▶ [EXERCISE INSTRUCTIONS]:
Lay out as a numbered list, with blank lines left out, the lines of the first block of entries below, starting at the line containing "Extract all elements" and ending at the line containing "- candle-body: [412, 429, 417, 475]".
***** AVAILABLE DATA *****
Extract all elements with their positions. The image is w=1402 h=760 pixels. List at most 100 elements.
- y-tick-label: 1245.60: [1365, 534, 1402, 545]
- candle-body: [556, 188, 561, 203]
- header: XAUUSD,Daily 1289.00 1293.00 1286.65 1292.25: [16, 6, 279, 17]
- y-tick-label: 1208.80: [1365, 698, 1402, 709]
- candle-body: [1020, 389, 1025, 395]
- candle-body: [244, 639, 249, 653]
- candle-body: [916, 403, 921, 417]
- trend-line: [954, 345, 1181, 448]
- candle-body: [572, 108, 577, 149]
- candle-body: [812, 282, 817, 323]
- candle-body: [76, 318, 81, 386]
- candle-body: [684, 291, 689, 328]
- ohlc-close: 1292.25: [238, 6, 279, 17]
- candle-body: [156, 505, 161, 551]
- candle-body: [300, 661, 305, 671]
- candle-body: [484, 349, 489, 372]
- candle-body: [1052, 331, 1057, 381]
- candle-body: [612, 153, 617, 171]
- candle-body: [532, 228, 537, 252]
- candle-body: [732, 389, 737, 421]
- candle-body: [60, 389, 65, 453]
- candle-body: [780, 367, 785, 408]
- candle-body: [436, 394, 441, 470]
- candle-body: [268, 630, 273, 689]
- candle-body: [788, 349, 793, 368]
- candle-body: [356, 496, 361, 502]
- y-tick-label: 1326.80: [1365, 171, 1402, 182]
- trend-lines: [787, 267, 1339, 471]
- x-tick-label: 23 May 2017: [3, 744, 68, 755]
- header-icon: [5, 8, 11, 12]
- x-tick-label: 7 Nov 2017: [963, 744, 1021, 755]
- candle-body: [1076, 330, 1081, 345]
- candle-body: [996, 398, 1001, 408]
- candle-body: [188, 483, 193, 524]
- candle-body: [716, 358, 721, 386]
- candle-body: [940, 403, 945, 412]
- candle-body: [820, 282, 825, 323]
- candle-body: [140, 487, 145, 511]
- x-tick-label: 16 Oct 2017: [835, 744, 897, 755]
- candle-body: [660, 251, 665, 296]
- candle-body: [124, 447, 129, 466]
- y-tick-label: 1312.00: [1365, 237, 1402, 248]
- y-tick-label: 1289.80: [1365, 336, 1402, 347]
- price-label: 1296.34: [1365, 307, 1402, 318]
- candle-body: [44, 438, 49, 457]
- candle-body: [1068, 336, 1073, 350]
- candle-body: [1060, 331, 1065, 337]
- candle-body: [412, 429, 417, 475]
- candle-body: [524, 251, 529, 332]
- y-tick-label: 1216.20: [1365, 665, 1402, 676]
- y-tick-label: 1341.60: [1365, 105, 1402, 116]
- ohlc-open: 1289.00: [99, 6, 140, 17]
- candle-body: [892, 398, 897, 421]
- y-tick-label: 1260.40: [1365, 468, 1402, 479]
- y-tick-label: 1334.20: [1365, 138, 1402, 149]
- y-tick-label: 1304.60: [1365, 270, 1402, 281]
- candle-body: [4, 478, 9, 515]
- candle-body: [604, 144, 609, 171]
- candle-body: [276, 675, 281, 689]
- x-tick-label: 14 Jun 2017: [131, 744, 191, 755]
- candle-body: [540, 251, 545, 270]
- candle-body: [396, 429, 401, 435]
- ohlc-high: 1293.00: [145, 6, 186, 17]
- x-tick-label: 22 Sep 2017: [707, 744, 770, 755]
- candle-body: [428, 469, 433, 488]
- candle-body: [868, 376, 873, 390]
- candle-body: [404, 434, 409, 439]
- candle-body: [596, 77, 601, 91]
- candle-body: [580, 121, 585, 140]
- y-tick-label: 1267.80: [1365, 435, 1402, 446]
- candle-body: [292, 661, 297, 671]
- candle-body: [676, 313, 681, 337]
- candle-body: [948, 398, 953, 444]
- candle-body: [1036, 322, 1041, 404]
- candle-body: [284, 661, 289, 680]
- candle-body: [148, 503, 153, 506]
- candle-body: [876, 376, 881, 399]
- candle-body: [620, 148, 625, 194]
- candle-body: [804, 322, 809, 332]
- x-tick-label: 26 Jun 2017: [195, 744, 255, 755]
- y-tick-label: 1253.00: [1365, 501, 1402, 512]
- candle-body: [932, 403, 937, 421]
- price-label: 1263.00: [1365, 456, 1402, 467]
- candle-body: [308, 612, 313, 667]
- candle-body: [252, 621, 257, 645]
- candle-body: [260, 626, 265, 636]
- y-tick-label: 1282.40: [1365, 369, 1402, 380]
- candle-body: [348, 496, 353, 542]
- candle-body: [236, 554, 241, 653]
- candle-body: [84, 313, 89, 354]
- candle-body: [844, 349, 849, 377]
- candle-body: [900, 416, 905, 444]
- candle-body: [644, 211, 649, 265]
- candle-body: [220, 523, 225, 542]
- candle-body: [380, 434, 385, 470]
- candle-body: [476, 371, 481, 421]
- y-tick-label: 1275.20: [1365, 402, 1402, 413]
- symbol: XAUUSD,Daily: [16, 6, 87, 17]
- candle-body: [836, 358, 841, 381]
*****
***** AVAILABLE DATA *****
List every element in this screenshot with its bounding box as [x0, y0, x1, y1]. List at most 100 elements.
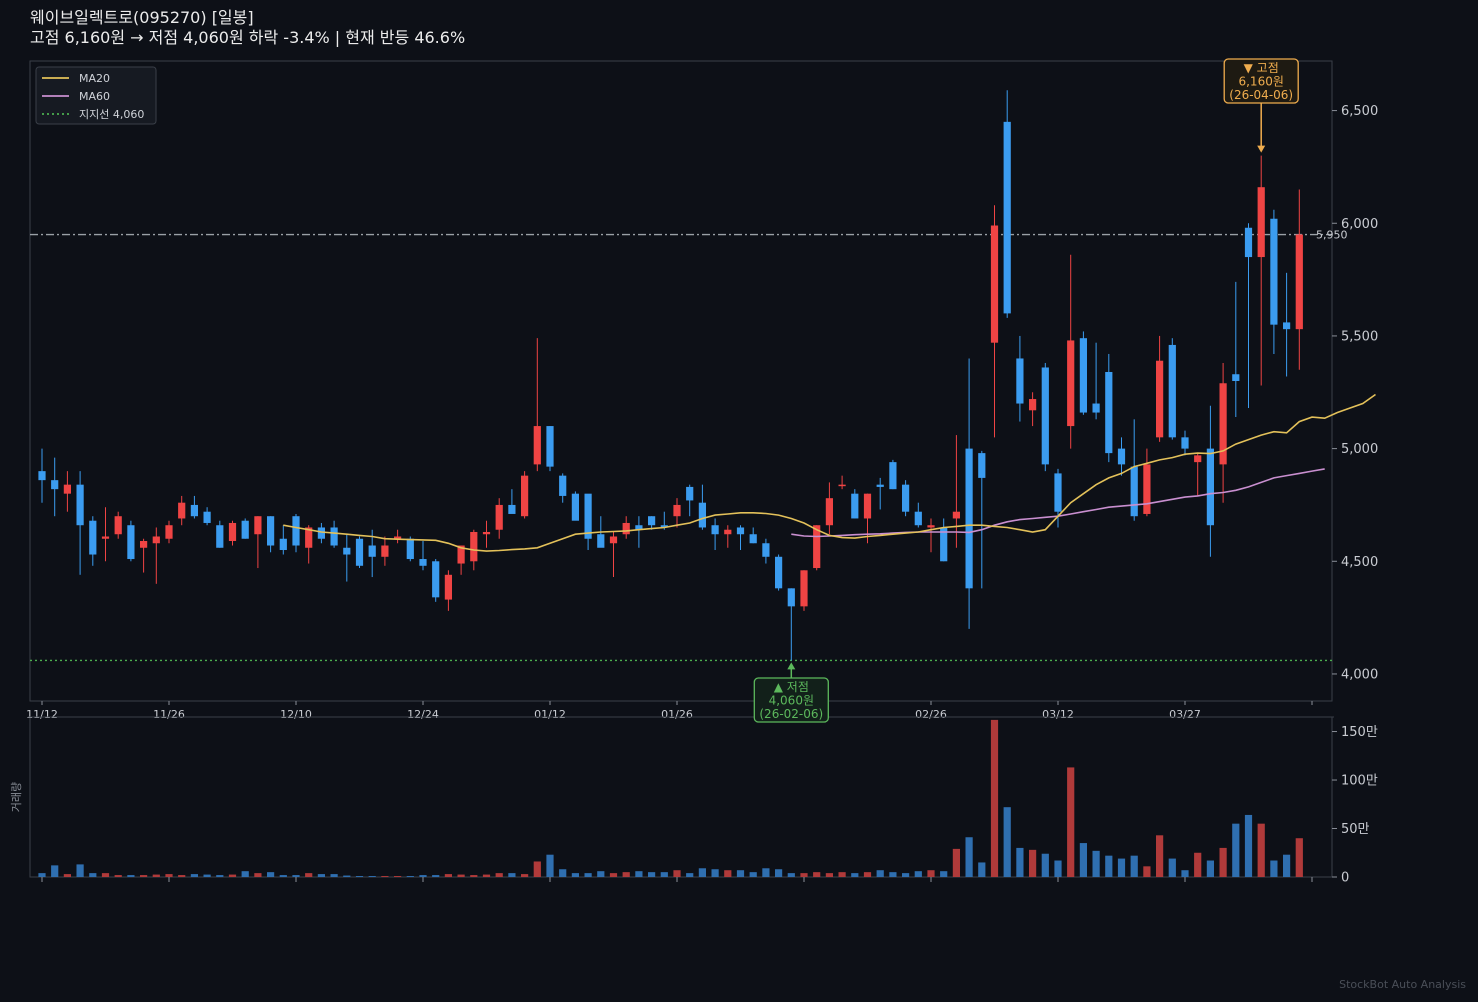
*****
▶ [TASK ANSWER]:
1. Extract all elements with their positions. The image is w=1402 h=760 pixels. List at most 100 elements.
2. - y-tick-label: 1245.60: [1365, 534, 1402, 545]
3. - candle-body: [556, 188, 561, 203]
4. - header: XAUUSD,Daily 1289.00 1293.00 1286.65 1292.25: [16, 6, 279, 17]
5. - y-tick-label: 1208.80: [1365, 698, 1402, 709]
6. - candle-body: [1020, 389, 1025, 395]
7. - candle-body: [244, 639, 249, 653]
8. - candle-body: [916, 403, 921, 417]
9. - trend-line: [954, 345, 1181, 448]
10. - candle-body: [572, 108, 577, 149]
11. - candle-body: [812, 282, 817, 323]
12. - candle-body: [76, 318, 81, 386]
13. - candle-body: [684, 291, 689, 328]
14. - ohlc-close: 1292.25: [238, 6, 279, 17]
15. - candle-body: [156, 505, 161, 551]
16. - candle-body: [300, 661, 305, 671]
17. - candle-body: [484, 349, 489, 372]
18. - candle-body: [1052, 331, 1057, 381]
19. - candle-body: [612, 153, 617, 171]
20. - candle-body: [532, 228, 537, 252]
21. - candle-body: [732, 389, 737, 421]
22. - candle-body: [60, 389, 65, 453]
23. - candle-body: [780, 367, 785, 408]
24. - candle-body: [436, 394, 441, 470]
25. - candle-body: [268, 630, 273, 689]
26. - candle-body: [788, 349, 793, 368]
27. - candle-body: [356, 496, 361, 502]
28. - y-tick-label: 1326.80: [1365, 171, 1402, 182]
29. - trend-lines: [787, 267, 1339, 471]
30. - x-tick-label: 23 May 2017: [3, 744, 68, 755]
31. - header-icon: [5, 8, 11, 12]
32. - x-tick-label: 7 Nov 2017: [963, 744, 1021, 755]
33. - candle-body: [1076, 330, 1081, 345]
34. - candle-body: [996, 398, 1001, 408]
35. - candle-body: [188, 483, 193, 524]
36. - candle-body: [716, 358, 721, 386]
37. - candle-body: [940, 403, 945, 412]
38. - candle-body: [820, 282, 825, 323]
39. - candle-body: [140, 487, 145, 511]
40. - x-tick-label: 16 Oct 2017: [835, 744, 897, 755]
41. - candle-body: [660, 251, 665, 296]
42. - candle-body: [124, 447, 129, 466]
43. - y-tick-label: 1312.00: [1365, 237, 1402, 248]
44. - y-tick-label: 1289.80: [1365, 336, 1402, 347]
45. - price-label: 1296.34: [1365, 307, 1402, 318]
46. - candle-body: [44, 438, 49, 457]
47. - candle-body: [1068, 336, 1073, 350]
48. - candle-body: [1060, 331, 1065, 337]
49. - candle-body: [412, 429, 417, 475]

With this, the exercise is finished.